[Stored records]
++++++

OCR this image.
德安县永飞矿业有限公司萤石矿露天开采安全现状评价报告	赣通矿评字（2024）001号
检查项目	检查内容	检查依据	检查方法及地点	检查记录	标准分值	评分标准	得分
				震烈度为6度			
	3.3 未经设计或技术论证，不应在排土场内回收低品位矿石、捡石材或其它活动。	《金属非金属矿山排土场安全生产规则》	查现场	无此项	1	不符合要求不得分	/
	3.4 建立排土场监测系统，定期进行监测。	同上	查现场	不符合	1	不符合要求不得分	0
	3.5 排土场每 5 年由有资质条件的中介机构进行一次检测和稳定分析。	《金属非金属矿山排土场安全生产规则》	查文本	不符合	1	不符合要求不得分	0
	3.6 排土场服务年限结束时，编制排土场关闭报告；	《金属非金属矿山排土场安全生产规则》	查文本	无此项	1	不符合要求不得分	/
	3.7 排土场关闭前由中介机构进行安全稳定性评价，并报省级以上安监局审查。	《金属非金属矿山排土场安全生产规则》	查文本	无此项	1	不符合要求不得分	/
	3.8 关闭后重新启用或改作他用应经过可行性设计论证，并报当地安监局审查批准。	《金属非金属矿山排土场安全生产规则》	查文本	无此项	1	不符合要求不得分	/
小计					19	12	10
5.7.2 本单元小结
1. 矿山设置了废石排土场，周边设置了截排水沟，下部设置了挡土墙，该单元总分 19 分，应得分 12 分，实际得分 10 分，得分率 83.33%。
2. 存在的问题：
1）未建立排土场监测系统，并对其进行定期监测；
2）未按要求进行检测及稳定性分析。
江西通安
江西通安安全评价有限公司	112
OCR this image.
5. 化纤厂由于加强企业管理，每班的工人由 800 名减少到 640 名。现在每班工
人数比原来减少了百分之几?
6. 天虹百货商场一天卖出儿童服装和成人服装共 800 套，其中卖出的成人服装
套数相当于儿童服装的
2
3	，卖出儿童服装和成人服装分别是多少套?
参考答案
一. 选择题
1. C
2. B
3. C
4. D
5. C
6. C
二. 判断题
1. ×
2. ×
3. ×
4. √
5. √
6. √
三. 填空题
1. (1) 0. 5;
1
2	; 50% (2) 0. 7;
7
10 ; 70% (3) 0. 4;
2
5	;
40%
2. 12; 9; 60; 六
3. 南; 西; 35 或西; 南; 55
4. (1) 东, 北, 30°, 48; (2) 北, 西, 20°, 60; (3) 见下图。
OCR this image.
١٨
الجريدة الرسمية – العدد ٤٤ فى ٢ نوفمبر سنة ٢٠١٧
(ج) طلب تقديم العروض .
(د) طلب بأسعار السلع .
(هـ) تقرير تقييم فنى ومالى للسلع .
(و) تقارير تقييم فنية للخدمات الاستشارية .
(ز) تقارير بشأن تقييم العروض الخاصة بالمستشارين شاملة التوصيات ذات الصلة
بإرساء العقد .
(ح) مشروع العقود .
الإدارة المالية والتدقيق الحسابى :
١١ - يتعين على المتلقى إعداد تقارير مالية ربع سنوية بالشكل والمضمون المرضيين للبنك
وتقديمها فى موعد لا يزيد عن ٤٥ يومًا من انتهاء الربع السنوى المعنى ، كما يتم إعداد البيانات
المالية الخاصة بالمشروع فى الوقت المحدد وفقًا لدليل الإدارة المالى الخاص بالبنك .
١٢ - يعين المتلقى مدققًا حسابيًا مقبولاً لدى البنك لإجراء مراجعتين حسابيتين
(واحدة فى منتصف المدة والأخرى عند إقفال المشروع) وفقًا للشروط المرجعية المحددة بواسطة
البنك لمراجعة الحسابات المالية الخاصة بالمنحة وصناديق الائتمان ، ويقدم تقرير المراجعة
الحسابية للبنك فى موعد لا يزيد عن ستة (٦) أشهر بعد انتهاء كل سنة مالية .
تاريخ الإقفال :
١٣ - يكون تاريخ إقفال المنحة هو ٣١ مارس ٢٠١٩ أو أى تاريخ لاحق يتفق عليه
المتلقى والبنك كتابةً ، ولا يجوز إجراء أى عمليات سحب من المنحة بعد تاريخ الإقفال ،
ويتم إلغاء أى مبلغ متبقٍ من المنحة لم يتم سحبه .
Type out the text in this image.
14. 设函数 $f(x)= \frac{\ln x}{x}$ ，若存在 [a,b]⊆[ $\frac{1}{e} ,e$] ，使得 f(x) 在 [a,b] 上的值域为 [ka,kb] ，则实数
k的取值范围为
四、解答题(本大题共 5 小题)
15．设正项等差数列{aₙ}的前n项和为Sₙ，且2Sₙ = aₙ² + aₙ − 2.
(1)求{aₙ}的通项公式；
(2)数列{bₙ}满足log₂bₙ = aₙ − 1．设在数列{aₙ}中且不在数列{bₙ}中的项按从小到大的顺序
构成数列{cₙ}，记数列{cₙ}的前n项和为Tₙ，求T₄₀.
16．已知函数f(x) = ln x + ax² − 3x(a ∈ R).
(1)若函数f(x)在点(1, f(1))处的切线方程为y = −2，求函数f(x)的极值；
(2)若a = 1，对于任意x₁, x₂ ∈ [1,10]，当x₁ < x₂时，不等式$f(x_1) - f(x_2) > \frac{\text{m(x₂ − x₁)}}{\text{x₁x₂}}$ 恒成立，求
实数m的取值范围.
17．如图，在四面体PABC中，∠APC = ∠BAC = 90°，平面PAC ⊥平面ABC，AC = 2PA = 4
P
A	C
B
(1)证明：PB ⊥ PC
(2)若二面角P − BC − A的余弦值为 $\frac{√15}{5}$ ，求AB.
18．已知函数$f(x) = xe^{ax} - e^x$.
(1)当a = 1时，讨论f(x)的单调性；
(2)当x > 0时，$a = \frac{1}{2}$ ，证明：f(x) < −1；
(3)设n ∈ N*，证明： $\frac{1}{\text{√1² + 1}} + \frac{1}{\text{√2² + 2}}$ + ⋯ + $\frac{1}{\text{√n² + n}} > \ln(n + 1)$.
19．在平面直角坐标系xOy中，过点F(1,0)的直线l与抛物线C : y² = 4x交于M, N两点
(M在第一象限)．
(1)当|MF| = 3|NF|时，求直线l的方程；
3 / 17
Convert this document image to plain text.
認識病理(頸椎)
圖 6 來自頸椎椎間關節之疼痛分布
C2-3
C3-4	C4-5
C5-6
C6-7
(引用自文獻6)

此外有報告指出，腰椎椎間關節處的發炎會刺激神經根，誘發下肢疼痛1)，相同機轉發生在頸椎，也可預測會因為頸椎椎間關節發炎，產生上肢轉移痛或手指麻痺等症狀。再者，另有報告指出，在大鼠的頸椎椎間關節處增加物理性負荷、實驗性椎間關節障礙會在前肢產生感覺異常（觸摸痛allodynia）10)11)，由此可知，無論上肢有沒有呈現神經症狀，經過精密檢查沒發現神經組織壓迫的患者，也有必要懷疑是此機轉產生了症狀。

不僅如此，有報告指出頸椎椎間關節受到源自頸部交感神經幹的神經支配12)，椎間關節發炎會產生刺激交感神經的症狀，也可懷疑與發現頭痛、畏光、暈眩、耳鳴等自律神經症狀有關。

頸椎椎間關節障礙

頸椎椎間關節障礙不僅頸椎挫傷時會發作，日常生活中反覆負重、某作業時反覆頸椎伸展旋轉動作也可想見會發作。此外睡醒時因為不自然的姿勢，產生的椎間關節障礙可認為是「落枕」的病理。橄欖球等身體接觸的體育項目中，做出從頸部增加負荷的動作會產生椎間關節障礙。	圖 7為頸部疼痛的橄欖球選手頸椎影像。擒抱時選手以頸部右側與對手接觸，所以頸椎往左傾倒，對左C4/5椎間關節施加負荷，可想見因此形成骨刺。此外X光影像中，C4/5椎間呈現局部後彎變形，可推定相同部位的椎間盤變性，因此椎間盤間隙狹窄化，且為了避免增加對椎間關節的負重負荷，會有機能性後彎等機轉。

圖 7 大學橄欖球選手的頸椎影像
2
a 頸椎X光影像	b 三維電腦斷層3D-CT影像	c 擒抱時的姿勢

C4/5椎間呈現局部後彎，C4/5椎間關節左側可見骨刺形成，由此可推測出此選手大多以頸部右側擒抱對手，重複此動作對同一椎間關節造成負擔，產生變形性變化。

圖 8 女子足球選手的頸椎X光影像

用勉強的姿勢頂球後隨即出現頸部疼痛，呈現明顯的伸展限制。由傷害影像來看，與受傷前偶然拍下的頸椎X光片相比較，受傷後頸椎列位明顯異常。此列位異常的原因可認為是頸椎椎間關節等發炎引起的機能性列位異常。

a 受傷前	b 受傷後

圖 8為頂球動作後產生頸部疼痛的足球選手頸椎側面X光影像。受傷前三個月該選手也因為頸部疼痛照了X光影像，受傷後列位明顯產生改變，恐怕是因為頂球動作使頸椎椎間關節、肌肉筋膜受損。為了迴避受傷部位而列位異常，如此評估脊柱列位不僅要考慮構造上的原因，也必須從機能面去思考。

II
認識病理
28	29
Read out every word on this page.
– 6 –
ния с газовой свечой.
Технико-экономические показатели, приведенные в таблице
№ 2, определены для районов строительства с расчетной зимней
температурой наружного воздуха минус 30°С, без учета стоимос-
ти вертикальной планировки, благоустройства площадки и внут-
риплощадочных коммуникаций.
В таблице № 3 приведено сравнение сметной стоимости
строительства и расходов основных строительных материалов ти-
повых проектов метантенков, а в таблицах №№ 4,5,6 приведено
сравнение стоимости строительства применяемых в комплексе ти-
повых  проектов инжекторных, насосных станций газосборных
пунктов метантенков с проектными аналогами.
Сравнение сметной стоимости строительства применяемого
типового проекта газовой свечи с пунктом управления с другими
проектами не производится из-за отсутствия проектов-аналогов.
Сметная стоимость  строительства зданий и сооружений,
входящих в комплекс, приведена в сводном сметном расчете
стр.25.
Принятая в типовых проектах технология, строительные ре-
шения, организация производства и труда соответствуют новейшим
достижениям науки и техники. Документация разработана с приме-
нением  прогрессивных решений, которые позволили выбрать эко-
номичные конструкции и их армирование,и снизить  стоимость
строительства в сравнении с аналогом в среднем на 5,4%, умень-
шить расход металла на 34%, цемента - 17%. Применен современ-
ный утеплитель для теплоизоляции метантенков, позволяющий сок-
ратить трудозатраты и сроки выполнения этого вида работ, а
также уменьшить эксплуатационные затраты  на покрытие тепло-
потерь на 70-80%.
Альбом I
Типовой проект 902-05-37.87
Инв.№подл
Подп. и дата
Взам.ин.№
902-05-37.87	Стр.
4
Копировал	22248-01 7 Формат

++++++

Filter the entries down to the lines containing "газовой". Copy each of those lines.

ния с газовой свечой.
типового проекта газовой свечи с пунктом управления с другими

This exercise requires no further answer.